Records from a collection of figures
- - - - -
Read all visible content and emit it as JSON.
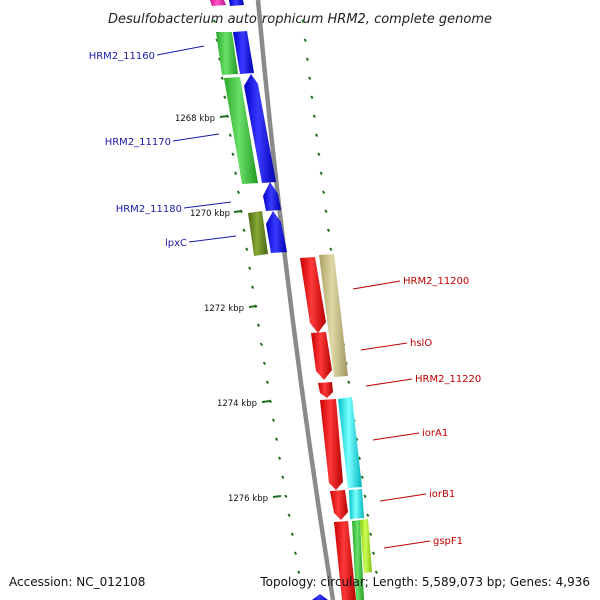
{
  "title": "Desulfobacterium autotrophicum HRM2, complete genome",
  "footer": {
    "accession": "Accession: NC_012108",
    "topology": "Topology: circular; Length: 5,589,073 bp; Genes: 4,936"
  },
  "scale_labels": [
    "1268 kbp",
    "1270 kbp",
    "1272 kbp",
    "1274 kbp",
    "1276 kbp"
  ],
  "gene_labels_left": [
    "HRM2_11160",
    "HRM2_11170",
    "HRM2_11180",
    "lpxC"
  ],
  "gene_labels_right": [
    "HRM2_11200",
    "hslO",
    "HRM2_11220",
    "iorA1",
    "iorB1",
    "gspF1"
  ],
  "colors": {
    "blue": "#0000ee",
    "green": "#3cc83c",
    "dark_olive": "#6a8a20",
    "red": "#ee0000",
    "khaki": "#c8be82",
    "cyan": "#00e6ee",
    "lime": "#aaee22",
    "magenta": "#ee22aa",
    "backbone": "#888888",
    "tick": "#1e6e1e"
  }
}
- - - - -
■ **Task details**
When you copy the entries above, reproduce each line exactly and leave out any pictures.

■ **Expected output**
Read all visible content and emit it as JSON.
{
  "title": "Desulfobacterium autotrophicum HRM2, complete genome",
  "footer": {
    "accession": "Accession: NC_012108",
    "topology": "Topology: circular; Length: 5,589,073 bp; Genes: 4,936"
  },
  "scale_labels": [
    "1268 kbp",
    "1270 kbp",
    "1272 kbp",
    "1274 kbp",
    "1276 kbp"
  ],
  "gene_labels_left": [
    "HRM2_11160",
    "HRM2_11170",
    "HRM2_11180",
    "lpxC"
  ],
  "gene_labels_right": [
    "HRM2_11200",
    "hslO",
    "HRM2_11220",
    "iorA1",
    "iorB1",
    "gspF1"
  ],
  "colors": {
    "blue": "#0000ee",
    "green": "#3cc83c",
    "dark_olive": "#6a8a20",
    "red": "#ee0000",
    "khaki": "#c8be82",
    "cyan": "#00e6ee",
    "lime": "#aaee22",
    "magenta": "#ee22aa",
    "backbone": "#888888",
    "tick": "#1e6e1e"
  }
}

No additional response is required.